**EXERCISE OBJECTIVE**
Filter the data below for the string "United" and copy each matching line.

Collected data
--- Begin ---
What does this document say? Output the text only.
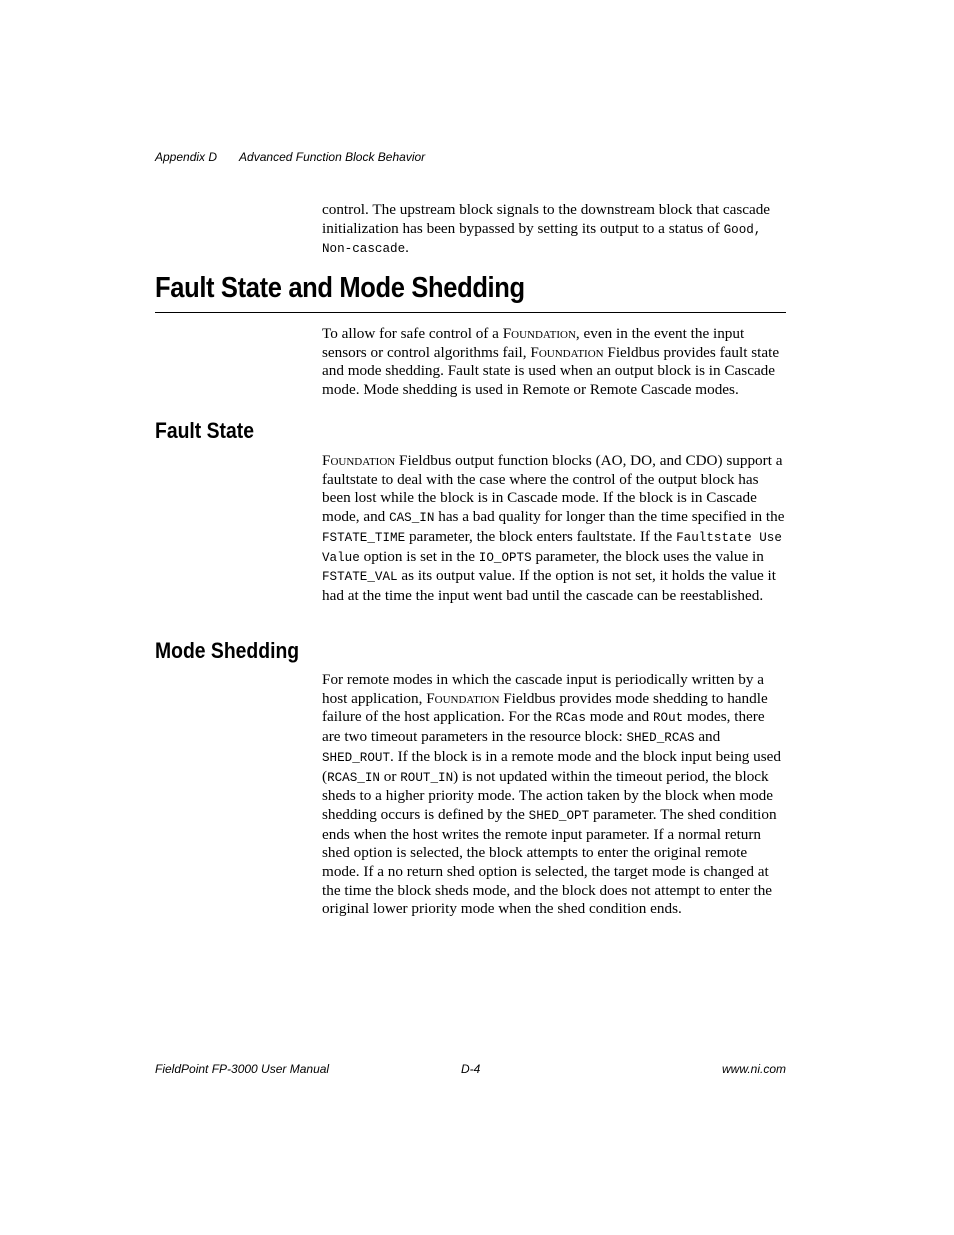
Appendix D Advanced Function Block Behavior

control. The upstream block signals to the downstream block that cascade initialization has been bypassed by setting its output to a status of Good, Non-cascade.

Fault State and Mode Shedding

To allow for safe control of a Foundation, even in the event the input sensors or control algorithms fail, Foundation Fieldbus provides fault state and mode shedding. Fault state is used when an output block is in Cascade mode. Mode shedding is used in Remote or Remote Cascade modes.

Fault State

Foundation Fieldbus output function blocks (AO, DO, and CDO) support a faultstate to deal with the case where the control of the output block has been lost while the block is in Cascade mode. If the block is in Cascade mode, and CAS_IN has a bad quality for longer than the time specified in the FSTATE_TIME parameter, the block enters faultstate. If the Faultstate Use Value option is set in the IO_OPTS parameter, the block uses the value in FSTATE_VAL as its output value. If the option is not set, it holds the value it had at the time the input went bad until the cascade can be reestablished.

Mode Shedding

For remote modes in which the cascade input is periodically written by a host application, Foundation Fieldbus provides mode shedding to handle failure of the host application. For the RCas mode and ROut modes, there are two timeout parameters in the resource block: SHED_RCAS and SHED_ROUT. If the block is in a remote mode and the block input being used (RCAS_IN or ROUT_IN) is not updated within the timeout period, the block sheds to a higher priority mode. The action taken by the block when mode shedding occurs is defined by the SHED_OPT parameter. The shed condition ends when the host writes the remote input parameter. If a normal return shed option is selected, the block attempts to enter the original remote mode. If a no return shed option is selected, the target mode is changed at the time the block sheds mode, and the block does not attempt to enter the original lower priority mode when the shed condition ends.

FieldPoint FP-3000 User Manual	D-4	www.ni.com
--- End ---
--- Begin ---
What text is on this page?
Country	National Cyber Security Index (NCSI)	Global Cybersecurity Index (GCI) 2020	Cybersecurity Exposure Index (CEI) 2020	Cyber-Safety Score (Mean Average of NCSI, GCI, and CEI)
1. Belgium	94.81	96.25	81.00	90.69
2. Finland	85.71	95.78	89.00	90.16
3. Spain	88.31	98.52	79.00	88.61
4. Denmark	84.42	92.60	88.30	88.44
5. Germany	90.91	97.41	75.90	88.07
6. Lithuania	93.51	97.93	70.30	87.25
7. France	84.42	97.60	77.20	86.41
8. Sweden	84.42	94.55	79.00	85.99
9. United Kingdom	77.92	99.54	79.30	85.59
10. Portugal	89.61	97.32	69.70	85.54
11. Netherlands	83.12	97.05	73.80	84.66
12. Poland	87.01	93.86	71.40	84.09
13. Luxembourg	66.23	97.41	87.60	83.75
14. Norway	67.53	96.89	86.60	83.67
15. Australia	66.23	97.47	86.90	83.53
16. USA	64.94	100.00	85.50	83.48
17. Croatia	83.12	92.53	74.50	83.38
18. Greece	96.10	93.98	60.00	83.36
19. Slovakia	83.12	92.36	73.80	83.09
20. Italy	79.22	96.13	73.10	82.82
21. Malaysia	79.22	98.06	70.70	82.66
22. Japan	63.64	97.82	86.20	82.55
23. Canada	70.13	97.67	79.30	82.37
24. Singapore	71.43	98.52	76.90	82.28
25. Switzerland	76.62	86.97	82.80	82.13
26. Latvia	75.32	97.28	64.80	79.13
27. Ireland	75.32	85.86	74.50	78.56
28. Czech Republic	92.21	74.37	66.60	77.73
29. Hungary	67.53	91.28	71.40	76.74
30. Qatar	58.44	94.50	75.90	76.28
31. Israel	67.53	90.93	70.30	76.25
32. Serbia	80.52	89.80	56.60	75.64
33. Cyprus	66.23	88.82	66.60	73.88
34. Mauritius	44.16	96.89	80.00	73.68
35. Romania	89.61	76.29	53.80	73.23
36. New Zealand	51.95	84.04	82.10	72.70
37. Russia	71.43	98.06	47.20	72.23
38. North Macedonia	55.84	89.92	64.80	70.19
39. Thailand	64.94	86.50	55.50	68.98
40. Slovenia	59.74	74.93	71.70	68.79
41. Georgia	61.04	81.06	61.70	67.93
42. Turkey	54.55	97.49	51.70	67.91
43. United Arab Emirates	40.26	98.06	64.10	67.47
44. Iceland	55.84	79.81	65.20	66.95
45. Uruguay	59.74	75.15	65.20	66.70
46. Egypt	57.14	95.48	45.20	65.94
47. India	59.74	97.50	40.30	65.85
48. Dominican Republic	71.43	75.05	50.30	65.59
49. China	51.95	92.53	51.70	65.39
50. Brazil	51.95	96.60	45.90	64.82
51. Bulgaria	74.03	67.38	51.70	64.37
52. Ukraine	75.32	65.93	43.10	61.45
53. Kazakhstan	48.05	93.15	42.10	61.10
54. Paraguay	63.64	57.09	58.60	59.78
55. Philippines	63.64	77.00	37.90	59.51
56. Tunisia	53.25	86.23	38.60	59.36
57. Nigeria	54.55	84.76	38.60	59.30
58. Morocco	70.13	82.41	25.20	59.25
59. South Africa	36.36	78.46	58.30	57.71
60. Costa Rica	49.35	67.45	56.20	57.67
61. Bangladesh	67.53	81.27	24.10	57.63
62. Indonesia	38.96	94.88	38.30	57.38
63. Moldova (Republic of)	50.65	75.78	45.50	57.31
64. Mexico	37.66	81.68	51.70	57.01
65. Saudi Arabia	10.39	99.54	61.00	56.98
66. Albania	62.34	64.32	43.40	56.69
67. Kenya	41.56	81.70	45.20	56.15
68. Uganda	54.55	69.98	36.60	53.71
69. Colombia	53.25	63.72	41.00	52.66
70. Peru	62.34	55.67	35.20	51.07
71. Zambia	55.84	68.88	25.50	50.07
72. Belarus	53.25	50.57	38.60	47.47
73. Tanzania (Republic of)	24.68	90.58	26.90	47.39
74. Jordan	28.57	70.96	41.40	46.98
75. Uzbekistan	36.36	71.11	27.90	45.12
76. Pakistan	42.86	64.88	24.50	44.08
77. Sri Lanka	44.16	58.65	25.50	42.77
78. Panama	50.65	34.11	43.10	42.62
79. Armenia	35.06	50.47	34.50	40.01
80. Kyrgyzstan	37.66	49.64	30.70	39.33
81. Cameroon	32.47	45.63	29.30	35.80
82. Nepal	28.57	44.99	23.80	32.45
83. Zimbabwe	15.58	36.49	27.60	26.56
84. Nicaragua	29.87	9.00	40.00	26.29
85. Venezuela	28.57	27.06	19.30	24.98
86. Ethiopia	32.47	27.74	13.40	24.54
--- End ---
**FINISHED TASK**
9. United Kingdom	77.92	99.54	79.30	85.59
43. United Arab Emirates	40.26	98.06	64.10	67.47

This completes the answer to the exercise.